With that memory played out for you, I believe those feelings carried over to my other love; hunting and the great outdoors.

At the age of twelve, my dad gave me a 12 gauge, Remington 1100 shotgun. My complete safety and shooting training existed of one night of sitting on an old stone wall near Hunter’s Nest Hunt Club on Big Muskego Lake. We sat on that stone wall for a half hour before sunset and I shot at Redwing Blackbirds as they returned to the marsh. Now, I was ready for the hunt. In reality, I was not even close to being prepared.

During my first opening day of pheasant hunting season (1963), I flushed a beautiful rooster that I can still see flying away off the tip of my barrel. I had never practiced taking off the safety and being left handed with my gun having a right handed safety, I repeatedly kept putting the safety on rather than taking it off. I never got a shot off at that bird as he safely flew away. I don’t think my dad gave my gun safety situation a second thought because the topic was never brought up. When my somewhat upset father asked me why I didn’t shoot, I explained that I thought it was a hen. I choose that answer rather than the truth. I felt it saved me a little dignity.

In 1980, my hunting partner Lynn Cutsforth and I were hunting the Grinnell, Iowa area for the first time with Robin, a farmer and  the landowner. We were pushing a knee high switchgrass field that offered the hunter great visibility and easy walking. We were just getting to know the farmer and we felt he saw us as the big time, big city hunters from Wisconsin. I was a young 29 years old and felt the most shots I could put up at a pheasant was my best plan of attack. At this time, I had mastered the left/right safety technique that had troubled me for years.

Then again, three feet in front of me, I singularly flushed a big, fat, wild Iowa rooster. It was a straight away shot as I shot quickly and often, and all five of my shots missed the really large target. The farmer was a strict Baptist so I was very limited to what I could say to show my disgust. He had a long blade of grass in his mouth as he looked at me then kicked the ground a little bit. Just loud enough for me to hear, he mumbled: “That there bird sure knows he’s been shot at!”

Over the years as I grew more experienced and maybe just a little wiser and maybe figured out how to hunt the pheasant, my success has greatly improved. As I have previously mentioned, my son Nate fell in love with waterfowl hunting. Now that my time is split between the pheasant and the duck, my waterfowl shooting mishaps have greatly increased. There are far too many missed shots to be listed in this memory, or possibly even a book or maybe even a trilogy, but it has been great fun and it has created for me those unforgettable memories of missing all those shots.

- Data extract -
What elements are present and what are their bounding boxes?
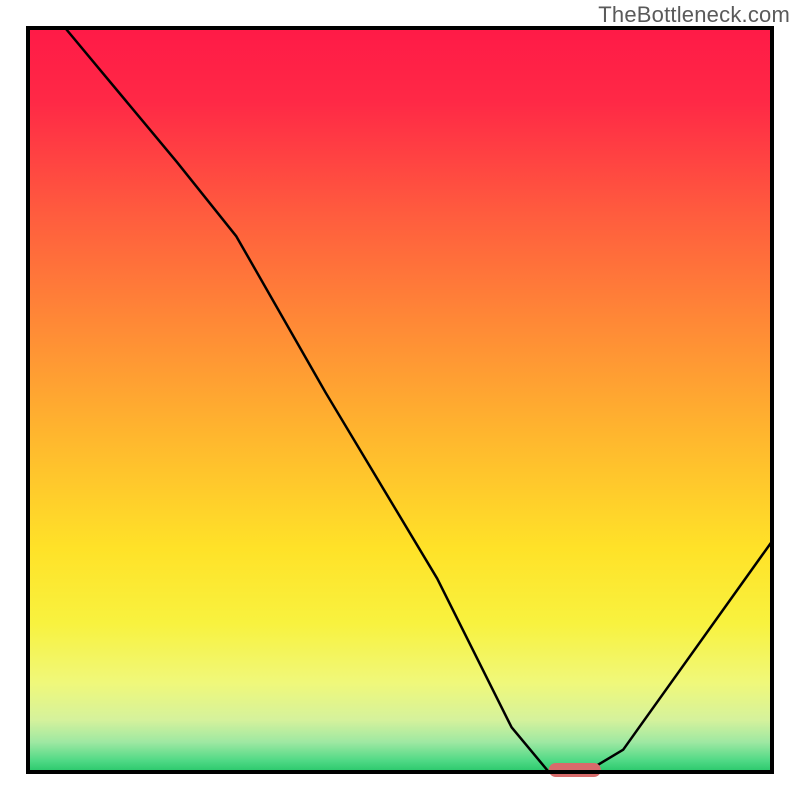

- Problem description -
In the hunting recollection, why was the writer unable to fire at the rooster flushed on the 1963 opening day of pheasant season? Answer in one to three sentences.

- Correct response -
The writer had never practiced taking off the safety. Being left-handed with a gun that had a right-handed safety, the writer kept putting the safety on instead of taking it off, so the bird flew away without a shot being fired.